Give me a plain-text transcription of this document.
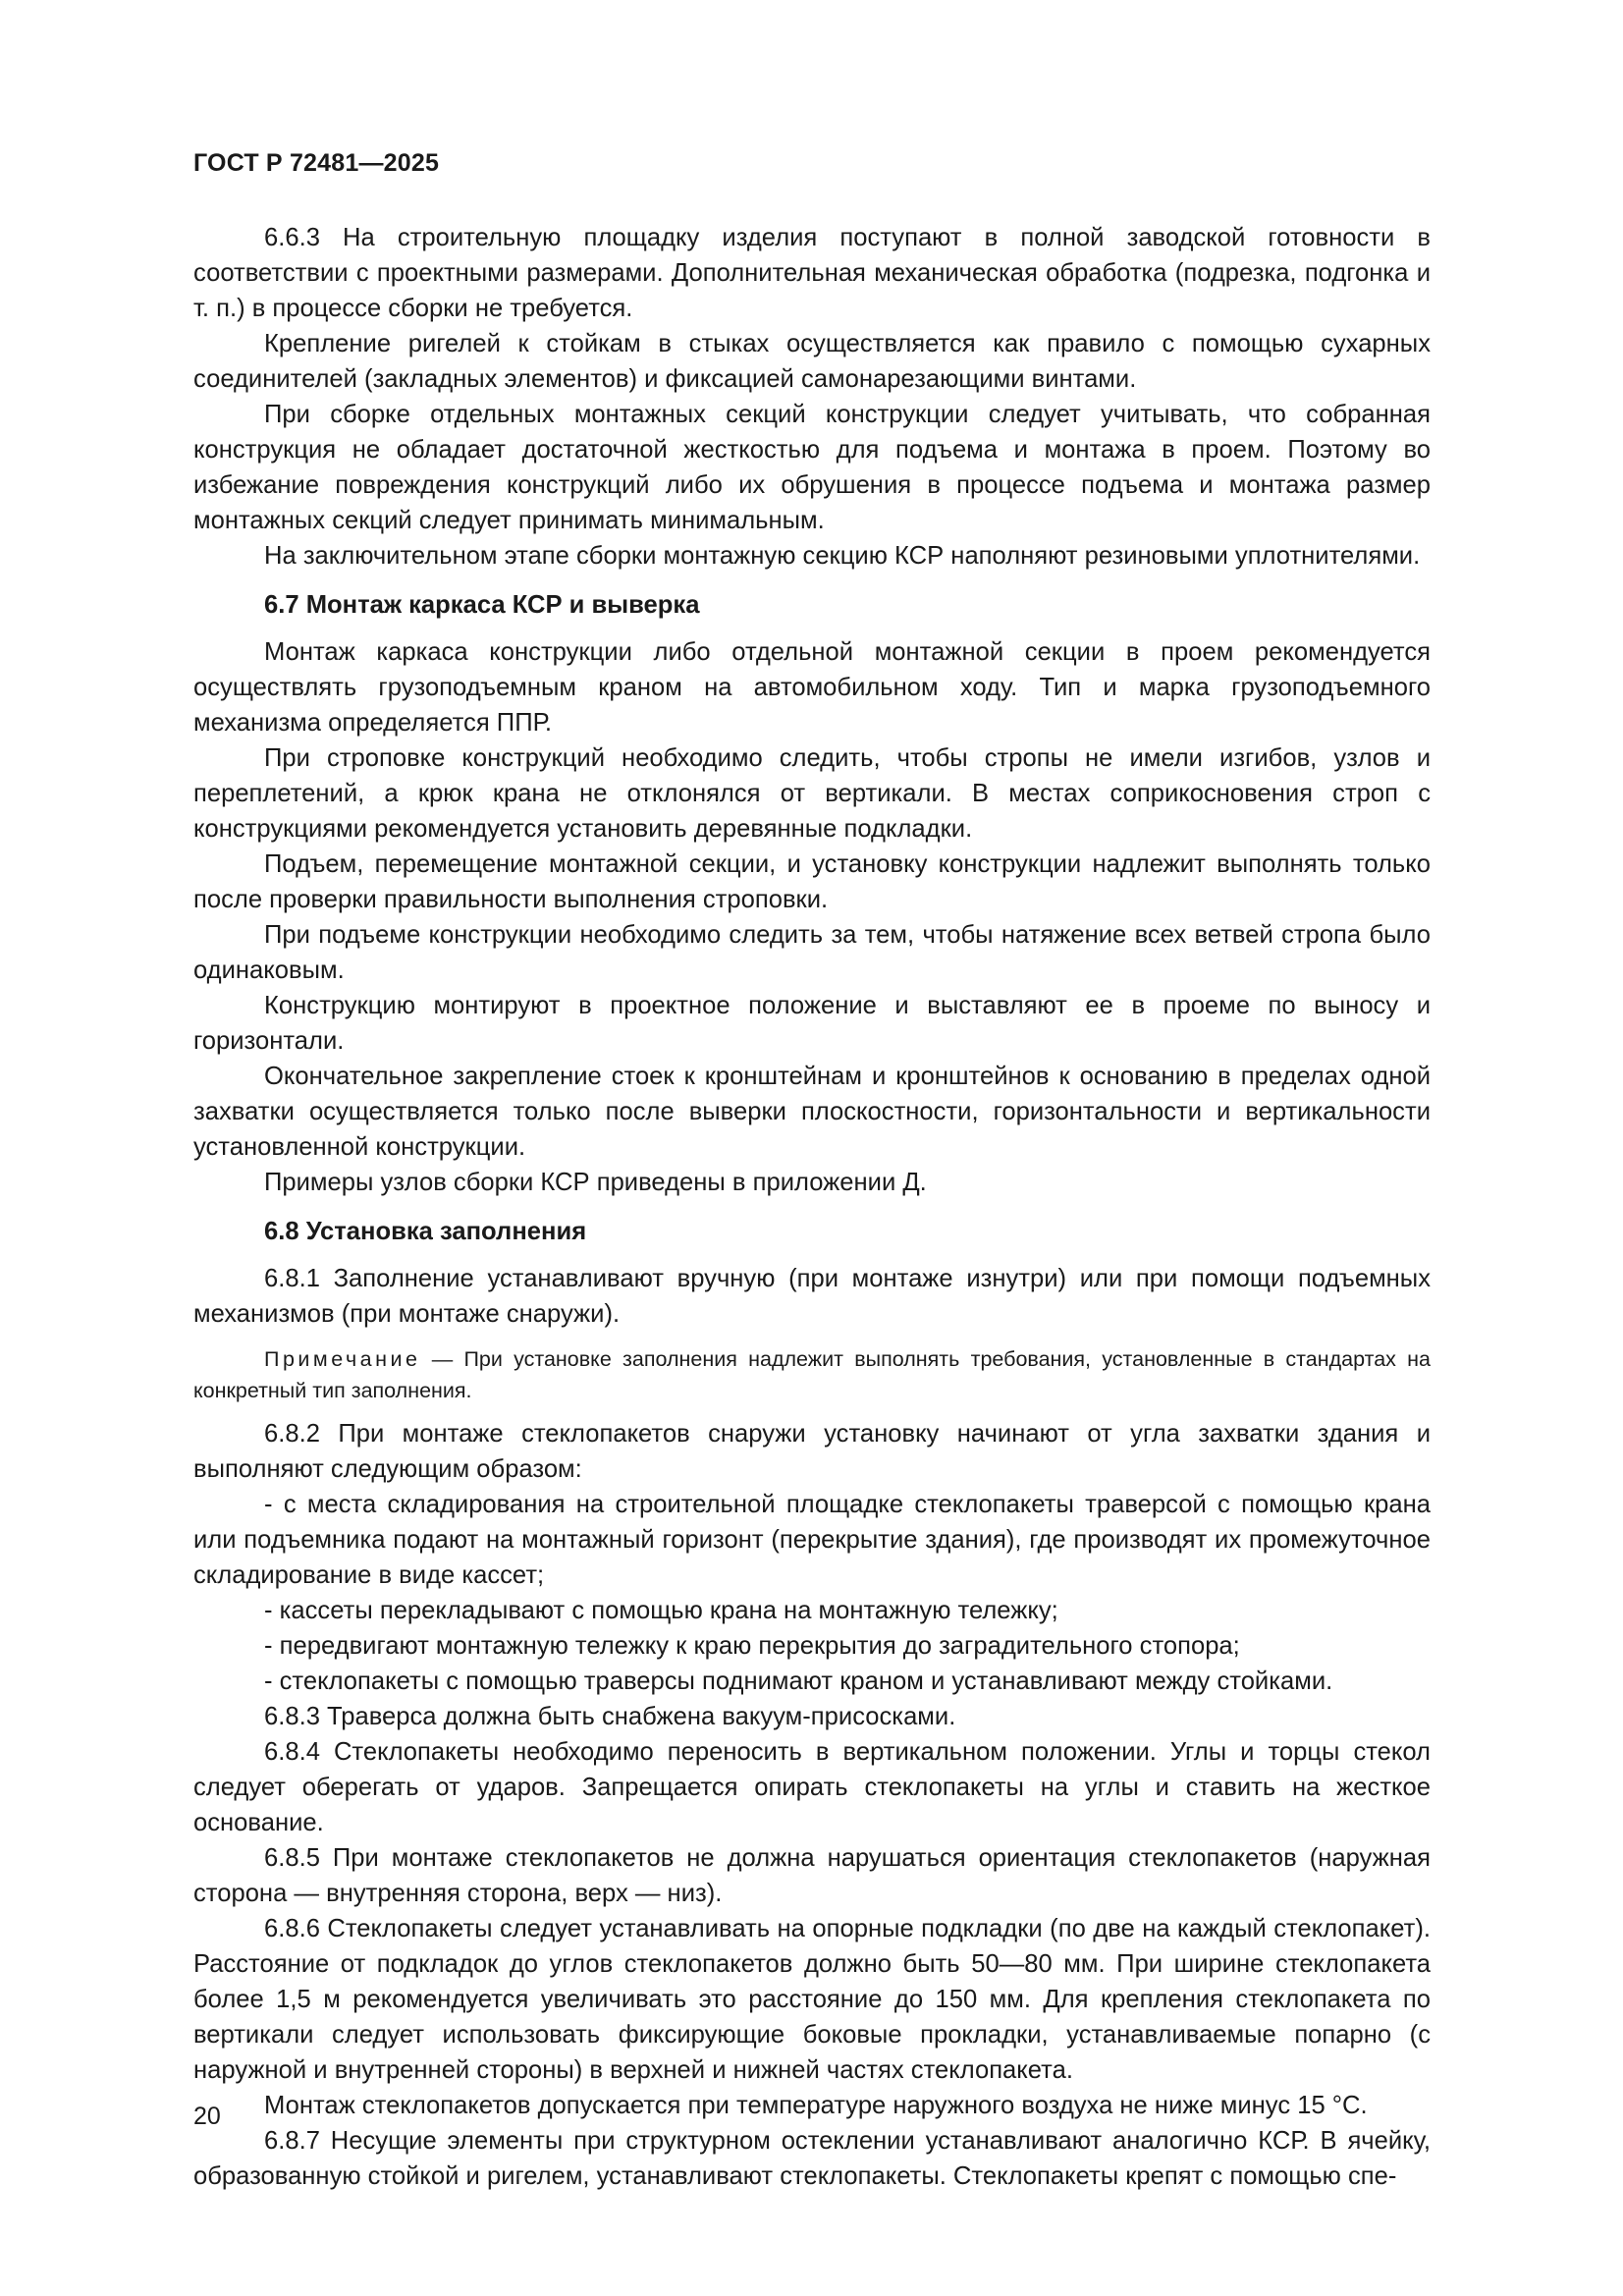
ГОСТ Р 72481—2025

6.6.3 На строительную площадку изделия поступают в полной заводской готовности в соответствии с проектными размерами. Дополнительная механическая обработка (подрезка, подгонка и т. п.) в процессе сборки не требуется.

Крепление ригелей к стойкам в стыках осуществляется как правило с помощью сухарных соединителей (закладных элементов) и фиксацией самонарезающими винтами.

При сборке отдельных монтажных секций конструкции следует учитывать, что собранная конструкция не обладает достаточной жесткостью для подъема и монтажа в проем. Поэтому во избежание повреждения конструкций либо их обрушения в процессе подъема и монтажа размер монтажных секций следует принимать минимальным.

На заключительном этапе сборки монтажную секцию КСР наполняют резиновыми уплотнителями.

6.7 Монтаж каркаса КСР и выверка

Монтаж каркаса конструкции либо отдельной монтажной секции в проем рекомендуется осуществлять грузоподъемным краном на автомобильном ходу. Тип и марка грузоподъемного механизма определяется ППР.

При строповке конструкций необходимо следить, чтобы стропы не имели изгибов, узлов и переплетений, а крюк крана не отклонялся от вертикали. В местах соприкосновения строп с конструкциями рекомендуется установить деревянные подкладки.

Подъем, перемещение монтажной секции, и установку конструкции надлежит выполнять только после проверки правильности выполнения строповки.

При подъеме конструкции необходимо следить за тем, чтобы натяжение всех ветвей стропа было одинаковым.

Конструкцию монтируют в проектное положение и выставляют ее в проеме по выносу и горизонтали.

Окончательное закрепление стоек к кронштейнам и кронштейнов к основанию в пределах одной захватки осуществляется только после выверки плоскостности, горизонтальности и вертикальности установленной конструкции.

Примеры узлов сборки КСР приведены в приложении Д.

6.8 Установка заполнения

6.8.1 Заполнение устанавливают вручную (при монтаже изнутри) или при помощи подъемных механизмов (при монтаже снаружи).

Примечание — При установке заполнения надлежит выполнять требования, установленные в стандартах на конкретный тип заполнения.

6.8.2 При монтаже стеклопакетов снаружи установку начинают от угла захватки здания и выполняют следующим образом:

- с места складирования на строительной площадке стеклопакеты траверсой с помощью крана или подъемника подают на монтажный горизонт (перекрытие здания), где производят их промежуточное складирование в виде кассет;

- кассеты перекладывают с помощью крана на монтажную тележку;

- передвигают монтажную тележку к краю перекрытия до заградительного стопора;

- стеклопакеты с помощью траверсы поднимают краном и устанавливают между стойками.

6.8.3 Траверса должна быть снабжена вакуум-присосками.

6.8.4 Стеклопакеты необходимо переносить в вертикальном положении. Углы и торцы стекол следует оберегать от ударов. Запрещается опирать стеклопакеты на углы и ставить на жесткое основание.

6.8.5 При монтаже стеклопакетов не должна нарушаться ориентация стеклопакетов (наружная сторона — внутренняя сторона, верх — низ).

6.8.6 Стеклопакеты следует устанавливать на опорные подкладки (по две на каждый стеклопакет). Расстояние от подкладок до углов стеклопакетов должно быть 50—80 мм. При ширине стеклопакета более 1,5 м рекомендуется увеличивать это расстояние до 150 мм. Для крепления стеклопакета по вертикали следует использовать фиксирующие боковые прокладки, устанавливаемые попарно (с наружной и внутренней стороны) в верхней и нижней частях стеклопакета.

Монтаж стеклопакетов допускается при температуре наружного воздуха не ниже минус 15 °С.

6.8.7 Несущие элементы при структурном остеклении устанавливают аналогично КСР. В ячейку, образованную стойкой и ригелем, устанавливают стеклопакеты. Стеклопакеты крепят с помощью спе-

20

• [Task details]: Using the listing, collect all lines in which the string "следить" is found.

• [Solution to this problem]:
При строповке конструкций необходимо следить, чтобы стропы не имели изгибов, узлов и переплетений, а крюк крана не отклонялся от вертикали. В местах соприкосновения строп с конструкциями рекомендуется установить деревянные подкладки.
При подъеме конструкции необходимо следить за тем, чтобы натяжение всех ветвей стропа было одинаковым.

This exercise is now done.